Begin SOURCE

The need to make some hardware systems tinier and tinier and others bigger and bigger has been driving innovations in electronics for a long time. The former can be seen in the progression from laptops to smartphones to smart watches to hearables and other “invisible” electronics. The latter defines today’s commercial data centers—megawatt-devouring monsters that fill purpose-built warehouses around the world. Interestingly, the same technology is limiting progress in both arenas, though for different reasons.
The culprit, we contend, is the printed circuit board. And the solution is to get rid of it.
Our research shows that the printed circuit board could be replaced with the same material that makes up the chips that are attached to it, namely silicon. Such a move would lead to smaller, lighter-weight systems for wearables and other size-constrained gadgets, and also to incredibly powerful high-performance computers that would pack dozens of servers’ worth of computing capability onto a dinner-plate-size wafer of silicon.
This all-silicon technology, which we call silicon-interconnect fabric, allows bare chips to be connected directly to wiring on a separate piece of silicon. Unlike connections on a printed circuit board, the wiring between chips on our fabric is just as small as wiring within a chip. Many more chip-to-chip connections are thus possible, and those connections are able to transmit data faster while using less energy.
Silicon-interconnect fabric, or Si-IF, offers an added bonus. It’s an excellent path toward the dissolution of the f(relatively) big, complicated, and difficult-to-manufacture systems-on-chips that currently run everything from smartphones to supercomputers. In place of SoCs, system designers could use a conglomeration of smaller, simpler-to-design, and easier-to-manufacture chiplets tightly interconnected on an Si-IF. This chiplet revolution is already well under way, with AMD, Intel, Nvidia, and others offering chiplets assembled inside of advanced packages. Silicon-interconnect fabric expands that vision, breaking the system out of the package to include the entire computer.
To understand the value of eliminating the printed circuit board, consider what happens with a typical SoC. Thanks to Moore’s Law, a 1-square-centimeter piece of silicon can pack pretty much everything needed to drive a smartphone. Unfortunately, for a variety of reasons that mostly begin and end with the printed circuit board, this sliver of silicon is then put inside a (usually) plastic package that can be as much as 20 times as large as the chip itself.
The size difference between chip and package creates at least two problems. First, the volume and weight of the packaged chip are much greater than those of the original piece of silicon. Obviously, that’s a problem for all things that need to be small, thin, and light. Second, if the final hardware requires multiple chips that talk to one another (and most systems do), then the distance that signals need to travel increases by more than a factor of 10. That distance is a speed and energy bottleneck, especially if the chips exchange a lot of data. This choke point is perhaps the biggest problem for data-intensive applications such as graphics, machine learning, and search. To make matters worse, packaged chips are difficult to keep cool. Indeed, heat removal has been a limiting factor in computer systems for decades.
If these packages are such a problem, why not just remove them? Because of the printed circuit board.

End SOURCE

→ **INSTRUCTIONS**
• 1. Translate this sentence from the article on silicon-interconnect fabric into Spanish: "The culprit, we contend, is the printed circuit board."
• 2. Reproduce the article on silicon-interconnect fabric from "The size difference" up to and including "systems for decades.", replacing "bottleneck" with "limitation".
• 3. Decide whether each statement agrees with the article on silicon-interconnect fabric, and support each answer with the deciding words quoted from it. (a) The package around a chip can be as much as 20 times as large as the chip. (b) Heat removal has become a limiting factor in computer systems only recently. (c) Chiplets assembled inside advanced packages are already offered by AMD, Intel, and Nvidia.

Begin DATA EXTRACT

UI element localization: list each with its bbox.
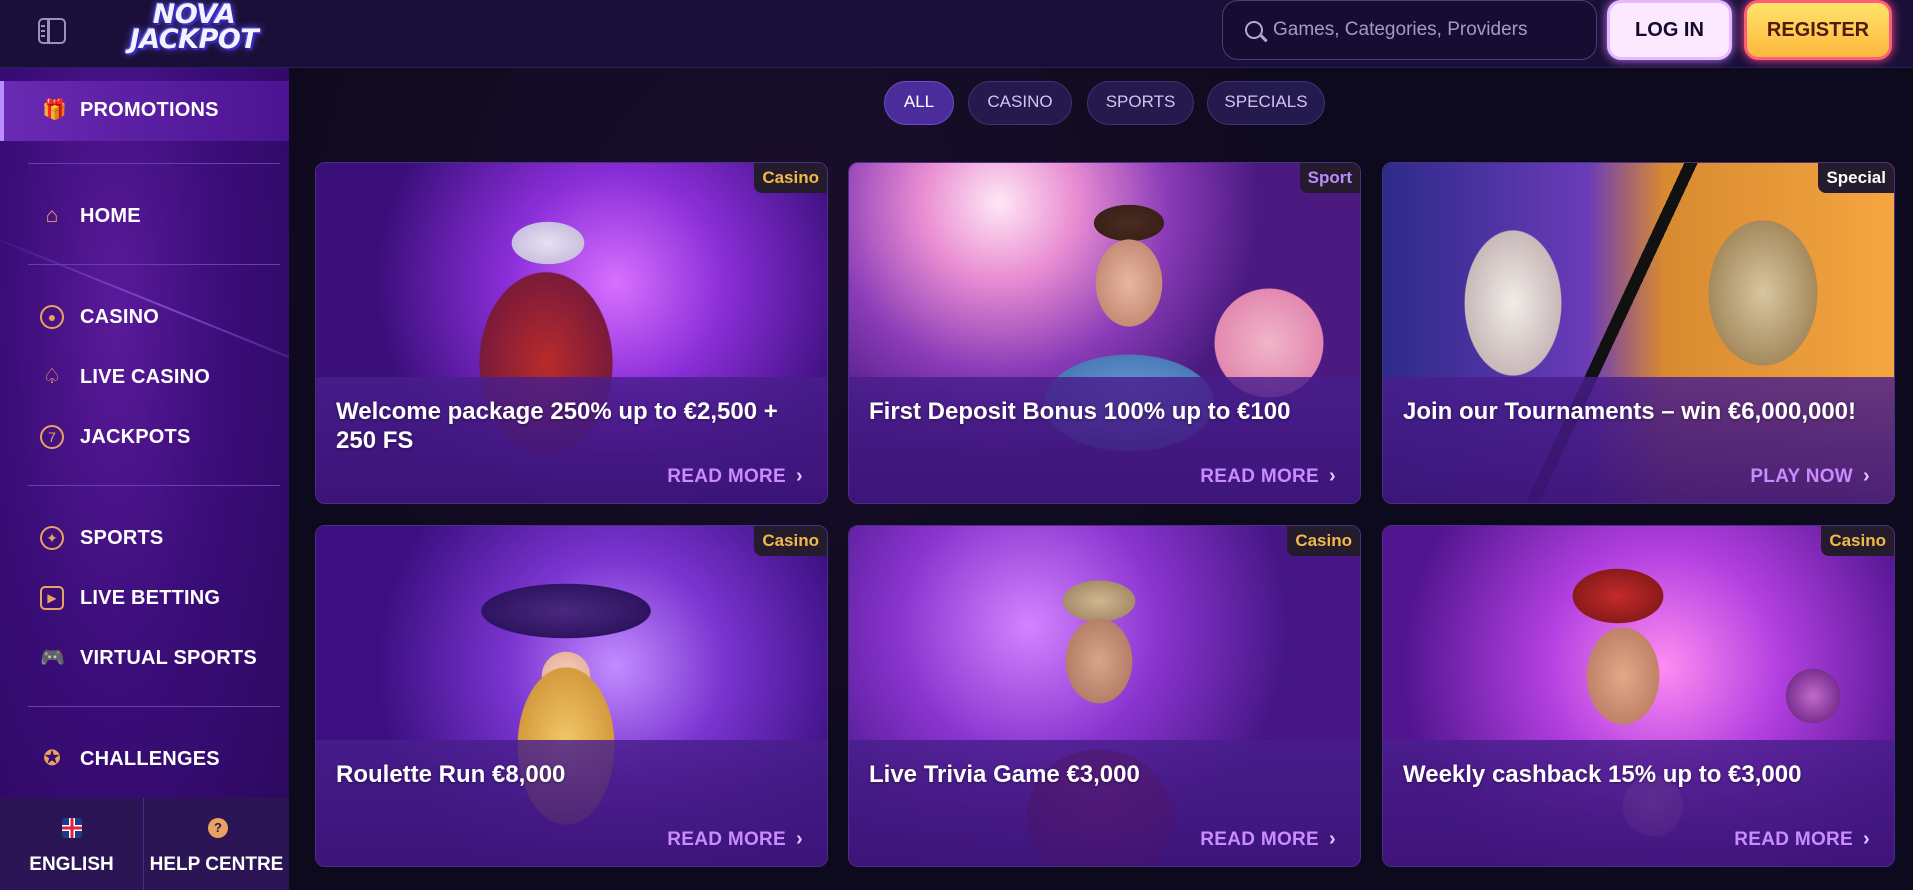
- sidebar-item-jackpots[interactable]: 7 JACKPOTS: [0, 413, 289, 461]
- read-more-link[interactable]: READ MORE ›: [1200, 465, 1336, 488]
- chevron-right-icon: ›: [1863, 465, 1870, 487]
- sidebar-footer: ENGLISH ? HELP CENTRE: [0, 798, 289, 890]
- filter-specials[interactable]: SPECIALS: [1207, 81, 1325, 125]
- read-more-link[interactable]: READ MORE ›: [1200, 828, 1336, 851]
- promo-card[interactable]: Casino Roulette Run €8,000 READ MORE ›: [315, 525, 828, 867]
- language-label: ENGLISH: [29, 854, 114, 875]
- promo-card-title: Join our Tournaments – win €6,000,000!: [1403, 398, 1857, 425]
- seven-icon: 7: [40, 425, 64, 449]
- chevron-right-icon: ›: [1329, 465, 1336, 487]
- sidebar-item-casino[interactable]: ● CASINO: [0, 293, 289, 341]
- chevron-right-icon: ›: [1329, 828, 1336, 850]
- sidebar-item-label: LIVE BETTING: [80, 587, 221, 609]
- login-button[interactable]: LOG IN: [1607, 0, 1732, 60]
- logo-text-line2: JACKPOT: [129, 24, 259, 55]
- promo-card[interactable]: Casino Welcome package 250% up to €2,500…: [315, 162, 828, 504]
- language-selector[interactable]: ENGLISH: [0, 798, 143, 890]
- gift-shop-icon: 🎁: [42, 99, 67, 121]
- uk-flag-icon: [62, 818, 82, 838]
- sidebar-item-label: PROMOTIONS: [80, 99, 219, 121]
- cta-label: PLAY NOW: [1750, 466, 1854, 487]
- help-centre-link[interactable]: ? HELP CENTRE: [144, 798, 289, 890]
- search-bar[interactable]: [1222, 0, 1597, 60]
- play-now-link[interactable]: PLAY NOW ›: [1750, 465, 1870, 488]
- sidebar-item-challenges[interactable]: ✪ CHALLENGES: [0, 735, 289, 783]
- promo-card-title: Roulette Run €8,000: [336, 761, 566, 788]
- cta-label: READ MORE: [1200, 466, 1320, 487]
- help-icon: ?: [208, 818, 228, 838]
- gamepad-icon: 🎮: [40, 647, 65, 669]
- sidebar-divider: [28, 264, 280, 265]
- promo-category-tag: Casino: [754, 163, 827, 193]
- cta-label: READ MORE: [1200, 829, 1320, 850]
- promotions-main: ALL CASINO SPORTS SPECIALS Casino Welcom…: [289, 68, 1913, 890]
- filter-all[interactable]: ALL: [884, 81, 954, 125]
- medal-icon: ✪: [43, 747, 61, 770]
- chevron-right-icon: ›: [796, 465, 803, 487]
- sidebar-item-label: CHALLENGES: [80, 748, 220, 770]
- promo-category-tag: Casino: [1821, 526, 1894, 556]
- sidebar-divider: [28, 163, 280, 164]
- sidebar-item-label: HOME: [80, 205, 141, 227]
- sidebar-item-label: VIRTUAL SPORTS: [80, 647, 257, 669]
- sidebar-divider: [28, 485, 280, 486]
- top-header: NOVA JACKPOT LOG IN REGISTER: [0, 0, 1913, 68]
- chevron-right-icon: ›: [796, 828, 803, 850]
- cta-label: READ MORE: [667, 829, 787, 850]
- sidebar-item-live-casino[interactable]: ♤ LIVE CASINO: [0, 353, 289, 401]
- filter-casino[interactable]: CASINO: [968, 81, 1072, 125]
- sidebar-item-label: CASINO: [80, 306, 159, 328]
- sidebar-item-home[interactable]: ⌂ HOME: [0, 192, 289, 240]
- register-button[interactable]: REGISTER: [1744, 0, 1892, 60]
- promo-card[interactable]: Casino Weekly cashback 15% up to €3,000 …: [1382, 525, 1895, 867]
- read-more-link[interactable]: READ MORE ›: [667, 828, 803, 851]
- home-icon: ⌂: [45, 204, 59, 227]
- filter-sports[interactable]: SPORTS: [1087, 81, 1194, 125]
- promo-card-title: Welcome package 250% up to €2,500 + 250 …: [336, 398, 778, 454]
- sidebar-toggle-icon[interactable]: [38, 18, 66, 44]
- sidebar-item-label: SPORTS: [80, 527, 164, 549]
- help-centre-label: HELP CENTRE: [149, 854, 284, 875]
- promo-category-tag: Casino: [754, 526, 827, 556]
- promo-card-title: Live Trivia Game €3,000: [869, 761, 1140, 788]
- promo-card-title: Weekly cashback 15% up to €3,000: [1403, 761, 1802, 788]
- sidebar-item-promotions[interactable]: 🎁 PROMOTIONS: [0, 81, 289, 141]
- promo-card[interactable]: Special Join our Tournaments – win €6,00…: [1382, 162, 1895, 504]
- sidebar-item-label: JACKPOTS: [80, 426, 191, 448]
- promo-category-tag: Sport: [1299, 163, 1360, 193]
- sidebar-item-sports[interactable]: ✦ SPORTS: [0, 514, 289, 562]
- play-icon: ▶: [40, 586, 64, 610]
- sidebar-item-live-betting[interactable]: ▶ LIVE BETTING: [0, 574, 289, 622]
- casino-chip-icon: ●: [40, 305, 64, 329]
- sidebar-item-virtual-sports[interactable]: 🎮 VIRTUAL SPORTS: [0, 634, 289, 682]
- nova-jackpot-logo[interactable]: NOVA JACKPOT: [110, 1, 278, 58]
- sidebar: 🎁 PROMOTIONS ⌂ HOME ● CASINO ♤ LIVE CASI…: [0, 68, 289, 890]
- promo-category-tag: Special: [1818, 163, 1894, 193]
- promo-category-tag: Casino: [1287, 526, 1360, 556]
- promo-card[interactable]: Sport First Deposit Bonus 100% up to €10…: [848, 162, 1361, 504]
- promo-card[interactable]: Casino Live Trivia Game €3,000 READ MORE…: [848, 525, 1361, 867]
- promo-card-title: First Deposit Bonus 100% up to €100: [869, 398, 1291, 425]
- soccer-ball-icon: ✦: [40, 526, 64, 550]
- read-more-link[interactable]: READ MORE ›: [1734, 828, 1870, 851]
- spade-icon: ♤: [42, 365, 62, 388]
- sidebar-divider: [28, 706, 280, 707]
- sidebar-item-label: LIVE CASINO: [80, 366, 210, 388]
- read-more-link[interactable]: READ MORE ›: [667, 465, 803, 488]
- search-input[interactable]: [1273, 15, 1578, 45]
- chevron-right-icon: ›: [1863, 828, 1870, 850]
- search-icon: [1245, 21, 1263, 39]
- cta-label: READ MORE: [1734, 829, 1854, 850]
- cta-label: READ MORE: [667, 466, 787, 487]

End DATA EXTRACT

→ **PER-TASK ANSWERS**
• 1. El culpable, sostenemos, es la placa de circuito impreso.

• 2.
The size difference between chip and package creates at least two problems. First, the volume and weight of the packaged chip are much greater than those of the original piece of silicon. Obviously, that’s a problem for all things that need to be small, thin, and light. Second, if the final hardware requires multiple chips that talk to one another (and most systems do), then the distance that signals need to travel increases by more than a factor of 10. That distance is a speed and energy limitation, especially if the chips exchange a lot of data. This choke point is perhaps the biggest problem for data-intensive applications such as graphics, machine learning, and search. To make matters worse, packaged chips are difficult to keep cool. Indeed, heat removal has been a limiting factor in computer systems for decades.

• 3.
(a) Yes: "a (usually) plastic package that can be as much as 20 times as large as the chip itself"
(b) No: "heat removal has been a limiting factor in computer systems for decades"
(c) Yes: "with AMD, Intel, Nvidia, and others offering chiplets assembled inside of advanced packages"